Figure record listings ▸
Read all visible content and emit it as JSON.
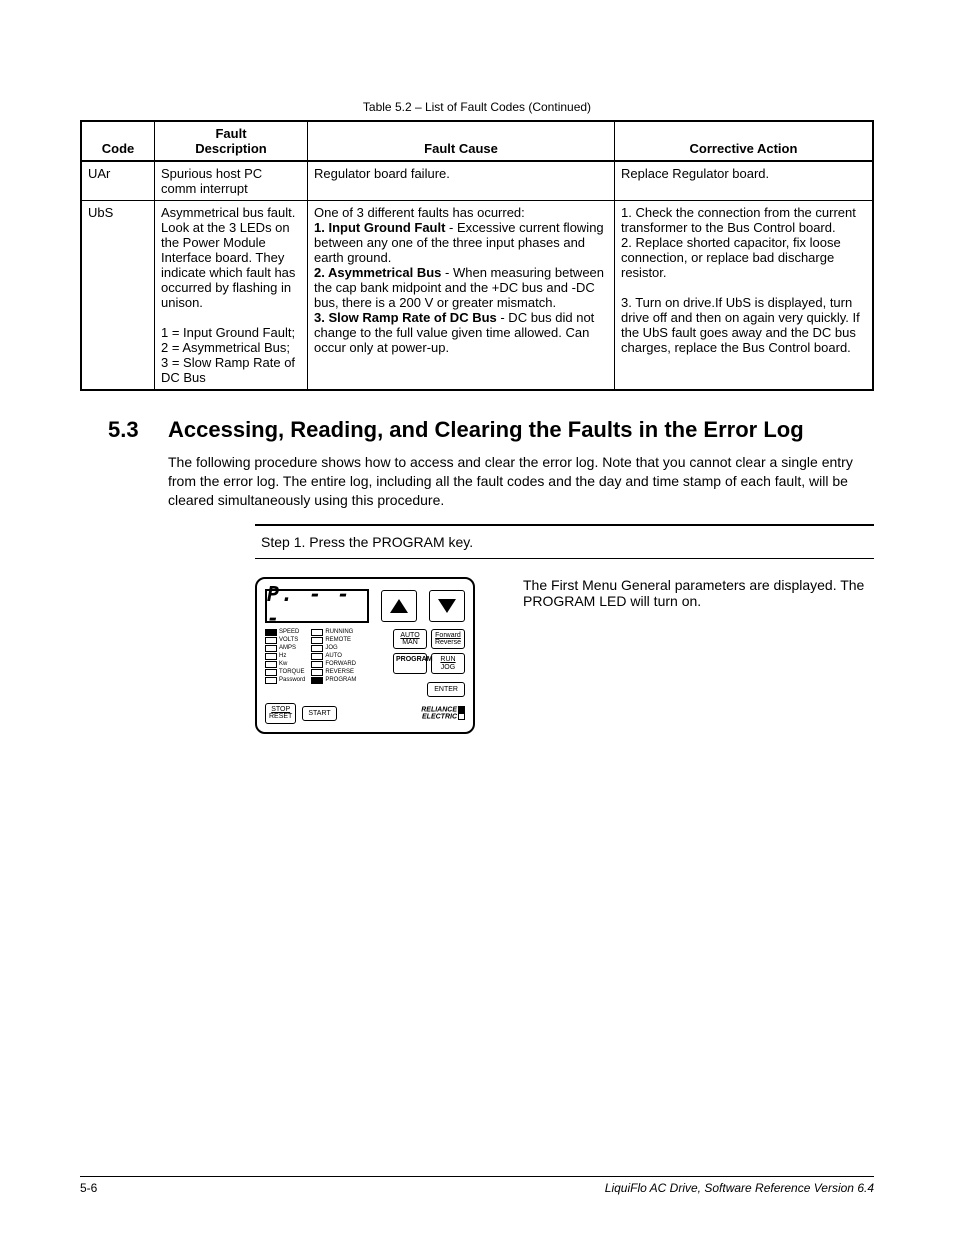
{
  "table_caption": "Table 5.2 – List of Fault Codes (Continued)",
  "table": {
    "headers": {
      "code": "Code",
      "fault_desc_top": "Fault",
      "fault_desc_bottom": "Description",
      "cause": "Fault Cause",
      "action": "Corrective Action"
    },
    "rows": [
      {
        "code": "UAr",
        "desc": "Spurious host PC comm interrupt",
        "cause": "Regulator board failure.",
        "action": "Replace Regulator board."
      },
      {
        "code": "UbS",
        "desc_html": "Asymmetrical bus fault. Look at the 3 LEDs on the Power Module Interface board. They indicate which fault has occurred by flashing in unison.<br><br>1 = Input Ground Fault;<br>2 = Asymmetrical Bus;<br>3 = Slow Ramp Rate of DC Bus",
        "cause_html": "One of 3 different faults has ocurred:<br><b>1. Input Ground Fault</b> - Excessive current flowing between any one of the three input phases and earth ground.<br><b>2. Asymmetrical Bus</b> - When measuring between the cap bank midpoint and the +DC bus and -DC bus, there is a 200 V or greater mismatch.<br><b>3. Slow Ramp Rate of DC Bus</b> - DC bus did not change to the full value given time allowed. Can occur only at power-up.",
        "action_html": "1. Check the connection from the current transformer to the Bus Control board.<br>2. Replace shorted capacitor, fix loose connection, or replace bad discharge resistor.<br><br>3. Turn on drive.If UbS is displayed, turn drive off and then on again very quickly. If the UbS fault goes away and the DC bus charges, replace the Bus Control board."
      }
    ]
  },
  "section": {
    "number": "5.3",
    "title": "Accessing, Reading, and Clearing the Faults in the Error Log",
    "paragraph": "The following procedure shows how to access and clear the error log. Note that you cannot clear a single entry from the error log. The entire log, including all the fault codes and the day and time stamp of each fault, will be cleared simultaneously using this procedure."
  },
  "step": {
    "text": "Step 1. Press the PROGRAM key.",
    "result": "The First Menu General parameters are displayed. The PROGRAM LED will turn on."
  },
  "panel": {
    "display": "P. - - -",
    "leds_left": [
      "SPEED",
      "VOLTS",
      "AMPS",
      "Hz",
      "Kw",
      "TORQUE",
      "Password"
    ],
    "leds_right": [
      "RUNNING",
      "REMOTE",
      "JOG",
      "AUTO",
      "FORWARD",
      "REVERSE",
      "PROGRAM"
    ],
    "led_left_filled": [
      true,
      false,
      false,
      false,
      false,
      false,
      false
    ],
    "led_right_filled": [
      false,
      false,
      false,
      false,
      false,
      false,
      true
    ],
    "auto_man_top": "AUTO",
    "auto_man_bottom": "MAN",
    "fwd_top": "Forward",
    "fwd_bottom": "Reverse",
    "program": "PROGRAM",
    "run_top": "RUN",
    "run_bottom": "JOG",
    "enter": "ENTER",
    "stop_top": "STOP",
    "stop_bottom": "RESET",
    "start": "START",
    "brand_top": "RELIANCE",
    "brand_bottom": "ELECTRIC"
  },
  "footer": {
    "page": "5-6",
    "doc": "LiquiFlo AC Drive, Software Reference Version 6.4"
  }
}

EXERCISE ▸ Which lines in the data above contain "will"? Show each one.

RESULT FOR THIS TASK ▸
    "paragraph": "The following procedure shows how to access and clear the error log. Note that you cannot clear a single entry from the error log. The entire log, including all the fault codes and the day and time stamp of each fault, will be cleared simultaneously using this procedure."
    "result": "The First Menu General parameters are displayed. The PROGRAM LED will turn on."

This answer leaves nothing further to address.